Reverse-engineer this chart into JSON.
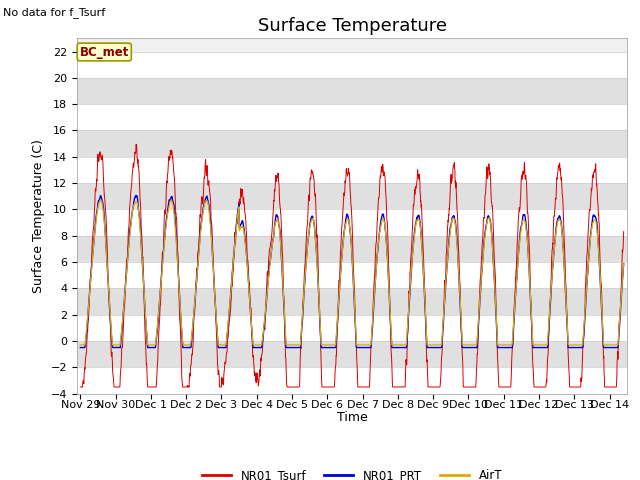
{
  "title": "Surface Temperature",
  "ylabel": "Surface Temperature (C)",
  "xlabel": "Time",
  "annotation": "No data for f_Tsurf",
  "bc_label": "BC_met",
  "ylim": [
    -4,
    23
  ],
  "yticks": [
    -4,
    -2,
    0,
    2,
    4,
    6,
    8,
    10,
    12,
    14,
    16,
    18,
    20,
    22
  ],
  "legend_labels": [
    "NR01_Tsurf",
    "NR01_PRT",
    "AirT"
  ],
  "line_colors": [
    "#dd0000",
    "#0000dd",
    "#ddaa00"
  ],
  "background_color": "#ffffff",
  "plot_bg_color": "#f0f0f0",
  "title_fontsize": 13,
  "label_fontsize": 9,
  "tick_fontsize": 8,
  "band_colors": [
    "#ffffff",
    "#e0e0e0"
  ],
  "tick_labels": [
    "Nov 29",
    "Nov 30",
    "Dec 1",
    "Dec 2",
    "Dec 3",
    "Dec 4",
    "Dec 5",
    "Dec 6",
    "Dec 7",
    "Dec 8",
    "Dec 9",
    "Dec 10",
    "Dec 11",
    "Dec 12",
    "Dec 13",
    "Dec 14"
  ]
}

- - -

> Written problem:
Repeat the entries exactly. Pictures are excluded from the copy.

> Response:
Reverse-engineer this chart into JSON.
{
  "title": "Surface Temperature",
  "ylabel": "Surface Temperature (C)",
  "xlabel": "Time",
  "annotation": "No data for f_Tsurf",
  "bc_label": "BC_met",
  "ylim": [
    -4,
    23
  ],
  "yticks": [
    -4,
    -2,
    0,
    2,
    4,
    6,
    8,
    10,
    12,
    14,
    16,
    18,
    20,
    22
  ],
  "legend_labels": [
    "NR01_Tsurf",
    "NR01_PRT",
    "AirT"
  ],
  "line_colors": [
    "#dd0000",
    "#0000dd",
    "#ddaa00"
  ],
  "background_color": "#ffffff",
  "plot_bg_color": "#f0f0f0",
  "title_fontsize": 13,
  "label_fontsize": 9,
  "tick_fontsize": 8,
  "band_colors": [
    "#ffffff",
    "#e0e0e0"
  ],
  "tick_labels": [
    "Nov 29",
    "Nov 30",
    "Dec 1",
    "Dec 2",
    "Dec 3",
    "Dec 4",
    "Dec 5",
    "Dec 6",
    "Dec 7",
    "Dec 8",
    "Dec 9",
    "Dec 10",
    "Dec 11",
    "Dec 12",
    "Dec 13",
    "Dec 14"
  ]
}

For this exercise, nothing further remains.